___ Rows ___

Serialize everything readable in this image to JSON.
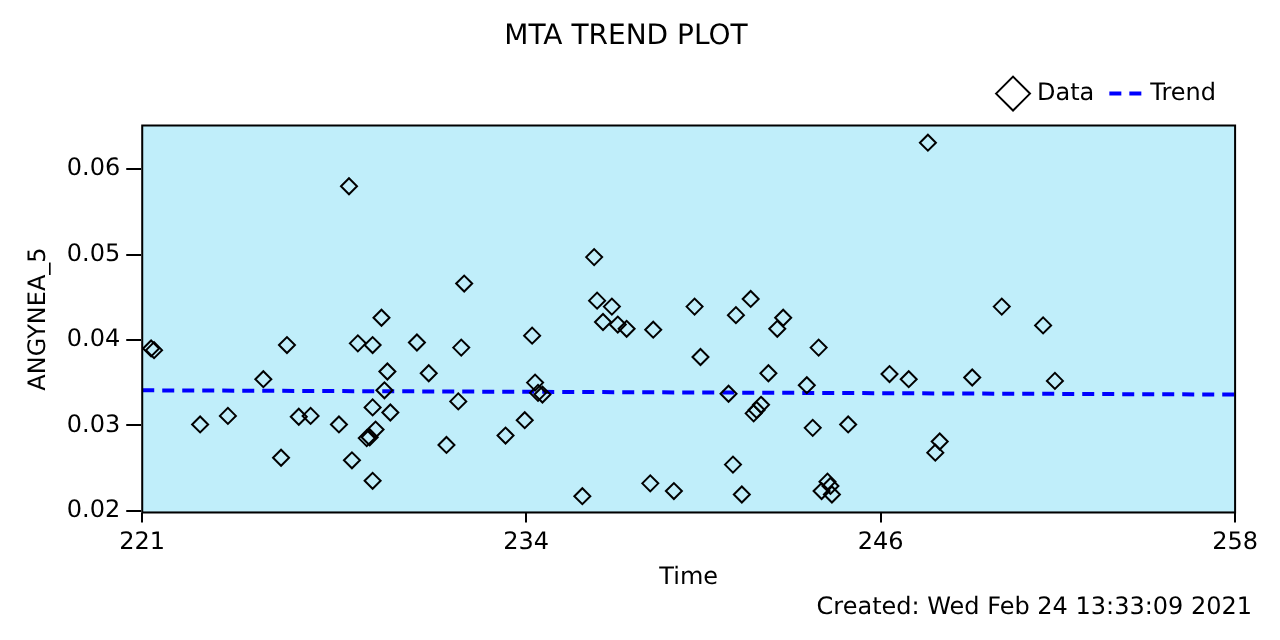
{
  "chart_data": {
    "type": "scatter",
    "title": "MTA TREND PLOT",
    "xlabel": "Time",
    "ylabel": "ANGYNEA_5",
    "annotations": [
      "Created: Wed Feb 24 13:33:09 2021"
    ],
    "xlim": [
      221,
      258
    ],
    "xticks": [
      221,
      234,
      246,
      258
    ],
    "ylim": [
      0.0198,
      0.0651
    ],
    "yticks": [
      0.02,
      0.03,
      0.04,
      0.05,
      0.06
    ],
    "grid": false,
    "legend": "top right",
    "series": [
      {
        "name": "Data",
        "color": "#000000",
        "marker": "diamond",
        "x": [
          221.3,
          221.4,
          222.96,
          223.9,
          225.1,
          225.7,
          225.9,
          226.3,
          226.7,
          227.66,
          228.0,
          228.1,
          228.3,
          228.6,
          228.7,
          228.8,
          228.8,
          228.8,
          228.9,
          229.1,
          229.2,
          229.3,
          229.4,
          230.3,
          230.7,
          231.3,
          231.7,
          231.8,
          231.9,
          233.3,
          233.95,
          234.2,
          234.3,
          234.4,
          234.55,
          235.9,
          236.3,
          236.4,
          236.6,
          236.9,
          237.1,
          237.4,
          238.3,
          238.2,
          239.0,
          239.7,
          239.9,
          240.85,
          241.0,
          241.1,
          241.3,
          241.6,
          241.7,
          241.8,
          241.95,
          242.2,
          242.5,
          242.7,
          243.5,
          243.7,
          243.9,
          244.0,
          244.2,
          244.3,
          244.35,
          244.9,
          246.3,
          246.95,
          247.6,
          247.85,
          248.0,
          249.1,
          250.1,
          251.5,
          251.9
        ],
        "values": [
          0.039,
          0.0388,
          0.0301,
          0.0311,
          0.0354,
          0.0262,
          0.0394,
          0.031,
          0.0311,
          0.0301,
          0.058,
          0.0259,
          0.0396,
          0.0285,
          0.0286,
          0.0235,
          0.0394,
          0.0321,
          0.0295,
          0.0426,
          0.0341,
          0.0363,
          0.0315,
          0.0397,
          0.0361,
          0.0277,
          0.0328,
          0.0391,
          0.0466,
          0.0288,
          0.0306,
          0.0405,
          0.035,
          0.0338,
          0.0336,
          0.0217,
          0.0497,
          0.0446,
          0.0421,
          0.0439,
          0.0418,
          0.0413,
          0.0412,
          0.0232,
          0.0223,
          0.0439,
          0.038,
          0.0337,
          0.0254,
          0.0429,
          0.0219,
          0.0448,
          0.0314,
          0.0318,
          0.0324,
          0.0361,
          0.0413,
          0.0426,
          0.0347,
          0.0297,
          0.0391,
          0.0223,
          0.0234,
          0.0229,
          0.0219,
          0.0301,
          0.036,
          0.0354,
          0.0631,
          0.0268,
          0.0281,
          0.0356,
          0.0439,
          0.0417,
          0.0352
        ]
      },
      {
        "name": "Trend",
        "type": "line",
        "color": "#0000ff",
        "marker": "none",
        "line_style": "dashed",
        "x": [
          221,
          258
        ],
        "values": [
          0.0341,
          0.0336
        ]
      }
    ]
  }
}
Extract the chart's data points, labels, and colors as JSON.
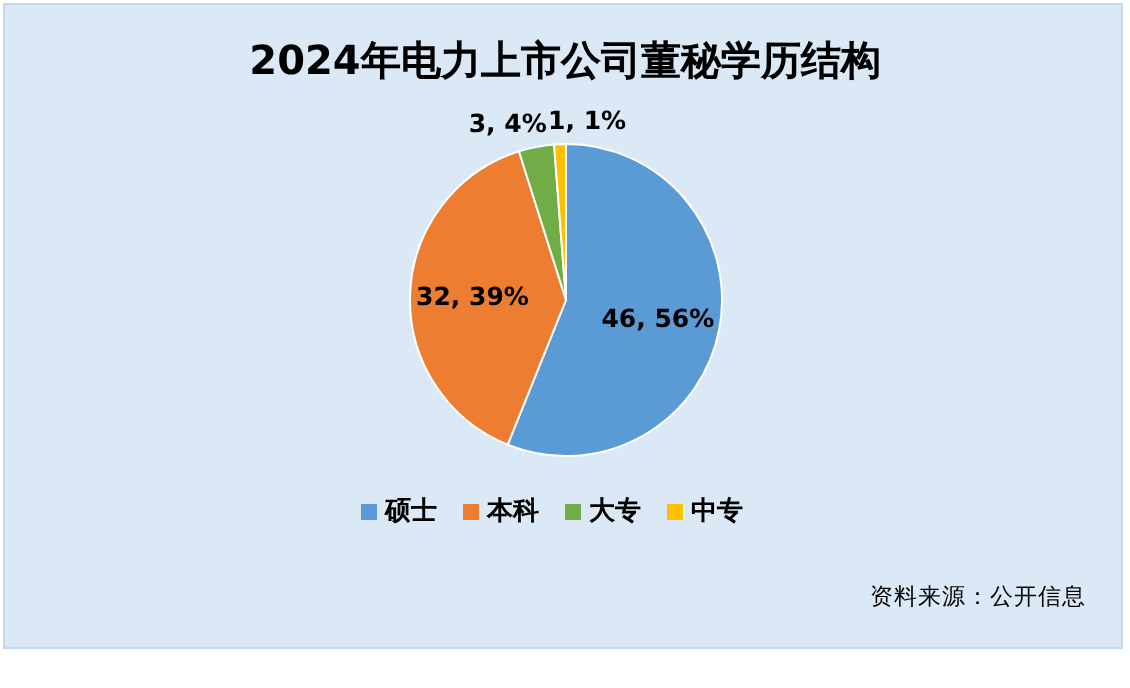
{
  "chart_data": {
    "type": "pie",
    "title": "2024年电力上市公司董秘学历结构",
    "categories": [
      "硕士",
      "本科",
      "大专",
      "中专"
    ],
    "values": [
      46,
      32,
      3,
      1
    ],
    "colors": [
      "#5b9bd5",
      "#ed7d31",
      "#70ad47",
      "#ffc000"
    ],
    "value_labels": [
      "46, 56%",
      "32, 39%",
      "3, 4%",
      "1, 1%"
    ],
    "legend": "bottom",
    "annotations": [
      "资料来源：公开信息"
    ]
  }
}
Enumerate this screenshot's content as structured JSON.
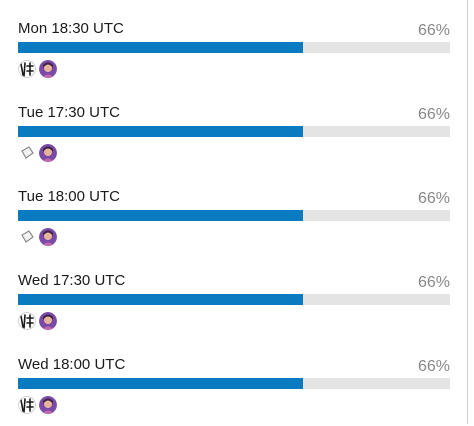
{
  "poll": {
    "options": [
      {
        "label": "Mon 18:30 UTC",
        "percent": "66%",
        "fill": 0.66,
        "voters": [
          "calligraphy-avatar",
          "purple-portrait-avatar"
        ]
      },
      {
        "label": "Tue 17:30 UTC",
        "percent": "66%",
        "fill": 0.66,
        "voters": [
          "white-shape-avatar",
          "purple-portrait-avatar"
        ]
      },
      {
        "label": "Tue 18:00 UTC",
        "percent": "66%",
        "fill": 0.66,
        "voters": [
          "white-shape-avatar",
          "purple-portrait-avatar"
        ]
      },
      {
        "label": "Wed 17:30 UTC",
        "percent": "66%",
        "fill": 0.66,
        "voters": [
          "calligraphy-avatar",
          "purple-portrait-avatar"
        ]
      },
      {
        "label": "Wed 18:00 UTC",
        "percent": "66%",
        "fill": 0.66,
        "voters": [
          "calligraphy-avatar",
          "purple-portrait-avatar"
        ]
      }
    ],
    "colors": {
      "bar_fill": "#0a7ac1",
      "bar_track": "#e4e4e4",
      "percent_text": "#888888"
    }
  }
}
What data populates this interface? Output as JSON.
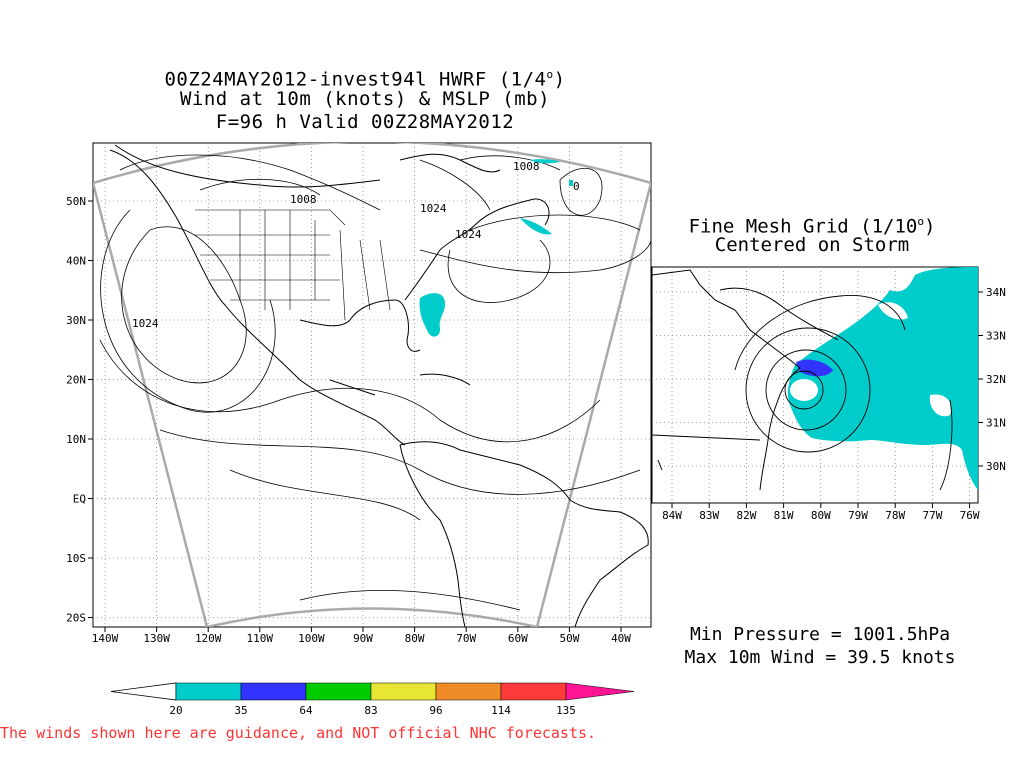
{
  "title": {
    "line1": "00Z24MAY2012-invest94l HWRF (1/4",
    "line1_sup": "o",
    "line1_end": ")",
    "line2": "Wind at 10m (knots) & MSLP (mb)",
    "line3": "F=96 h Valid 00Z28MAY2012"
  },
  "inset_title": {
    "line1": "Fine Mesh Grid (1/10",
    "line1_sup": "o",
    "line1_end": ")",
    "line2": "Centered on Storm"
  },
  "main_map": {
    "lon_labels": [
      "140W",
      "130W",
      "120W",
      "110W",
      "100W",
      "90W",
      "80W",
      "70W",
      "60W",
      "50W",
      "40W"
    ],
    "lat_labels": [
      "50N",
      "40N",
      "30N",
      "20N",
      "10N",
      "EQ",
      "10S",
      "20S"
    ],
    "contour_labels": [
      "1008",
      "1008",
      "1024",
      "1024",
      "1024"
    ]
  },
  "inset_map": {
    "lon_labels": [
      "84W",
      "83W",
      "82W",
      "81W",
      "80W",
      "79W",
      "78W",
      "77W",
      "76W"
    ],
    "lat_labels": [
      "34N",
      "33N",
      "32N",
      "31N",
      "30N"
    ]
  },
  "stats": {
    "min_pressure": "Min Pressure = 1001.5hPa",
    "max_wind": "Max 10m Wind = 39.5 knots"
  },
  "colorbar": {
    "ticks": [
      "20",
      "35",
      "64",
      "83",
      "96",
      "114",
      "135"
    ],
    "colors": [
      "#ffffff",
      "#00cccc",
      "#3333ff",
      "#00cc00",
      "#e6e633",
      "#f08c28",
      "#ff3a3a",
      "#ff1493"
    ]
  },
  "disclaimer": "The winds shown here are guidance, and NOT official NHC forecasts."
}
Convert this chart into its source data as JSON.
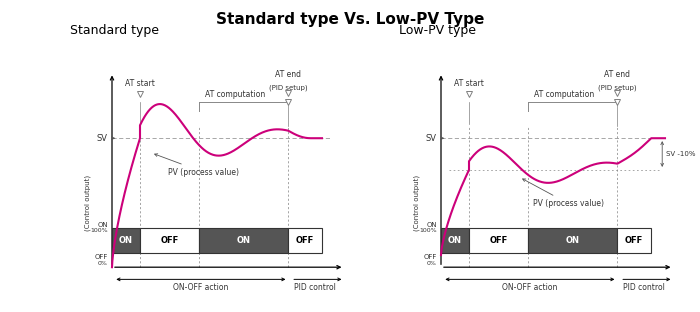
{
  "title": "Standard type Vs. Low-PV Type",
  "title_fontsize": 11,
  "subtitle_left": "Standard type",
  "subtitle_right": "Low-PV type",
  "subtitle_fontsize": 9,
  "bg_color": "#ffffff",
  "curve_color": "#cc007a",
  "sv_line_color": "#999999",
  "box_edge_color": "#333333",
  "text_color": "#333333",
  "arrow_color": "#555555",
  "gray_line": "#888888"
}
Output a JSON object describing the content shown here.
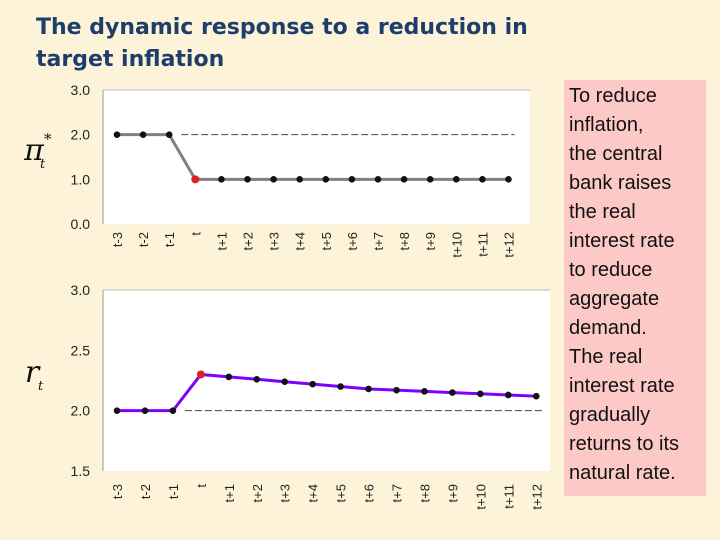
{
  "title": "The dynamic response to a reduction in target inflation",
  "note": "To reduce\ninflation,\nthe central\nbank raises\nthe real\ninterest rate\nto reduce\naggregate\ndemand.\nThe real\ninterest rate\ngradually\nreturns to its\nnatural rate.",
  "colors": {
    "background": "#fdf3d8",
    "note_bg": "#fcc9c6",
    "title": "#1f3d6b",
    "inflation_line": "#808080",
    "rate_line": "#8000ff",
    "highlight_point": "#e02020",
    "point": "#111111"
  },
  "chart_data": [
    {
      "type": "line",
      "ylabel": "π*t",
      "ylabel_main": "π",
      "ylabel_sup": "*",
      "ylabel_sub": "t",
      "categories": [
        "t-3",
        "t-2",
        "t-1",
        "t",
        "t+1",
        "t+2",
        "t+3",
        "t+4",
        "t+5",
        "t+6",
        "t+7",
        "t+8",
        "t+9",
        "t+10",
        "t+11",
        "t+12"
      ],
      "yticks": [
        "3.0",
        "2.0",
        "1.0",
        "0.0"
      ],
      "ylim": [
        0,
        3
      ],
      "grid": false,
      "series": [
        {
          "values": [
            2.0,
            2.0,
            2.0,
            null,
            1.0,
            1.0,
            1.0,
            1.0,
            1.0,
            1.0,
            1.0,
            1.0,
            1.0,
            1.0,
            1.0,
            1.0
          ],
          "color": "#808080"
        }
      ],
      "highlight": {
        "category": "t",
        "value": 1.0
      },
      "reference": {
        "value": 2.0,
        "style": "dashed"
      }
    },
    {
      "type": "line",
      "ylabel": "rt",
      "ylabel_main": "r",
      "ylabel_sub": "t",
      "categories": [
        "t-3",
        "t-2",
        "t-1",
        "t",
        "t+1",
        "t+2",
        "t+3",
        "t+4",
        "t+5",
        "t+6",
        "t+7",
        "t+8",
        "t+9",
        "t+10",
        "t+11",
        "t+12"
      ],
      "yticks": [
        "3.0",
        "2.5",
        "2.0",
        "1.5"
      ],
      "ylim": [
        1.5,
        3.0
      ],
      "grid": false,
      "series": [
        {
          "values": [
            2.0,
            2.0,
            2.0,
            null,
            2.28,
            2.26,
            2.24,
            2.22,
            2.2,
            2.18,
            2.17,
            2.16,
            2.15,
            2.14,
            2.13,
            2.12
          ],
          "color": "#8000ff"
        }
      ],
      "highlight": {
        "category": "t",
        "value": 2.3
      },
      "reference": {
        "value": 2.0,
        "style": "dashed"
      }
    }
  ]
}
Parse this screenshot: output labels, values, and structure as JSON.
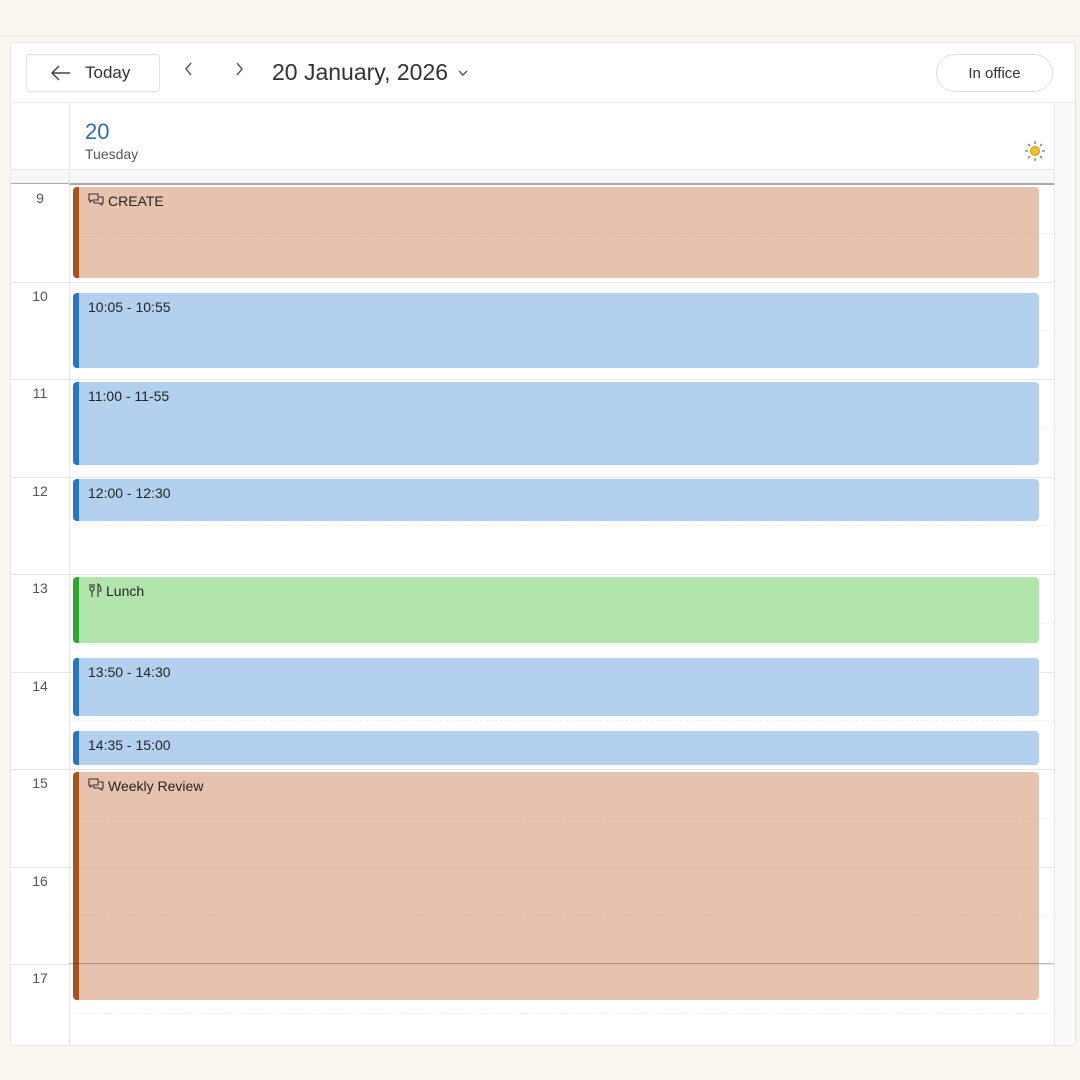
{
  "toolbar": {
    "today_label": "Today",
    "date_title": "20 January, 2026",
    "status_label": "In office",
    "back_icon": "arrow-left-icon",
    "prev_icon": "chevron-left-icon",
    "next_icon": "chevron-right-icon",
    "dropdown_icon": "chevron-down-icon"
  },
  "day": {
    "number": "20",
    "name": "Tuesday",
    "weather_icon": "sun-icon"
  },
  "hours": [
    "9",
    "10",
    "11",
    "12",
    "13",
    "14",
    "15",
    "16",
    "17"
  ],
  "events": [
    {
      "title": "CREATE",
      "icon": "chat-icon",
      "color": "brown"
    },
    {
      "title": "10:05 - 10:55",
      "color": "blue"
    },
    {
      "title": "11:00 - 11-55",
      "color": "blue"
    },
    {
      "title": "12:00 - 12:30",
      "color": "blue"
    },
    {
      "title": "Lunch",
      "icon": "fork-knife-icon",
      "color": "green"
    },
    {
      "title": "13:50 - 14:30",
      "color": "blue"
    },
    {
      "title": "14:35 - 15:00",
      "color": "blue"
    },
    {
      "title": "Weekly Review",
      "icon": "chat-icon",
      "color": "brown"
    }
  ],
  "colors": {
    "brown": "#a9521e",
    "blue": "#2a75c0",
    "green": "#2ea52c",
    "day_accent": "#2b6fa8"
  }
}
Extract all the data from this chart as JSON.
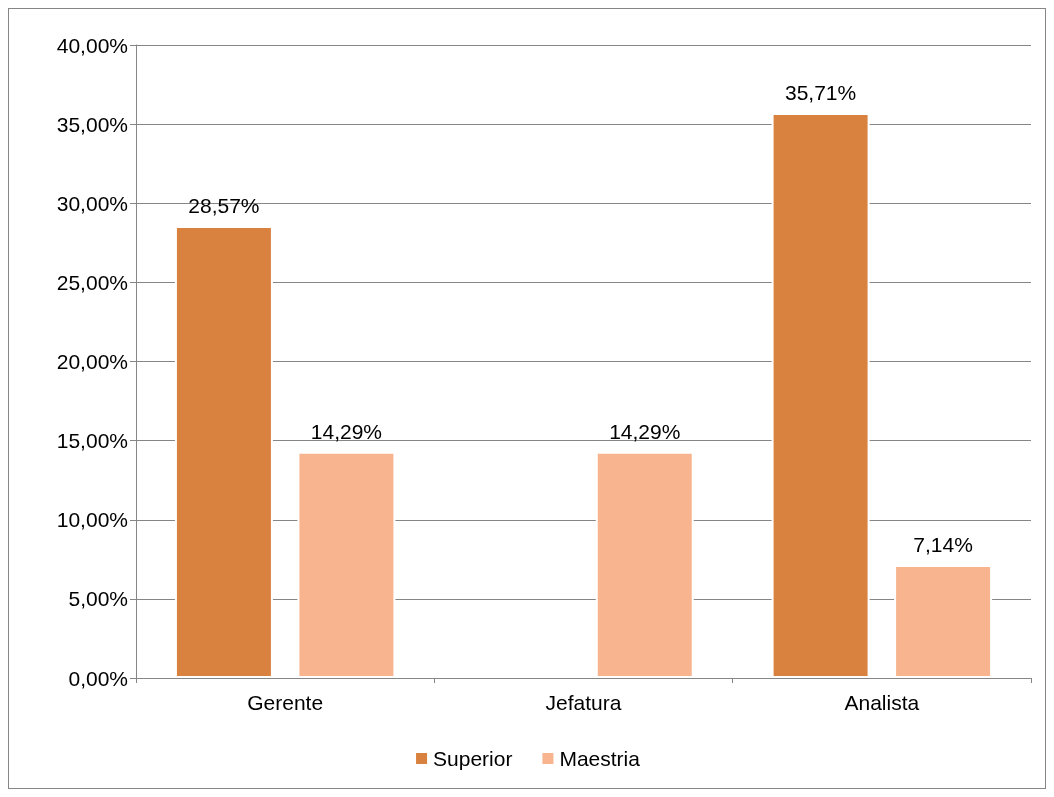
{
  "chart_data": {
    "type": "bar",
    "categories": [
      "Gerente",
      "Jefatura",
      "Analista"
    ],
    "series": [
      {
        "name": "Superior",
        "color": "#d9823f",
        "values": [
          28.57,
          null,
          35.71
        ],
        "value_labels": [
          "28,57%",
          null,
          "35,71%"
        ]
      },
      {
        "name": "Maestria",
        "color": "#f7b48e",
        "values": [
          14.29,
          14.29,
          7.14
        ],
        "value_labels": [
          "14,29%",
          "14,29%",
          "7,14%"
        ]
      }
    ],
    "ylim": [
      0,
      40
    ],
    "yticks": [
      {
        "value": 0,
        "label": "0,00%"
      },
      {
        "value": 5,
        "label": "5,00%"
      },
      {
        "value": 10,
        "label": "10,00%"
      },
      {
        "value": 15,
        "label": "15,00%"
      },
      {
        "value": 20,
        "label": "20,00%"
      },
      {
        "value": 25,
        "label": "25,00%"
      },
      {
        "value": 30,
        "label": "30,00%"
      },
      {
        "value": 35,
        "label": "35,00%"
      },
      {
        "value": 40,
        "label": "40,00%"
      }
    ],
    "grid": "y",
    "legend": "bottom"
  }
}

___

Of all the lines above, how many contain "content"? Give the number and nothing more.

> [Answer to this task] 2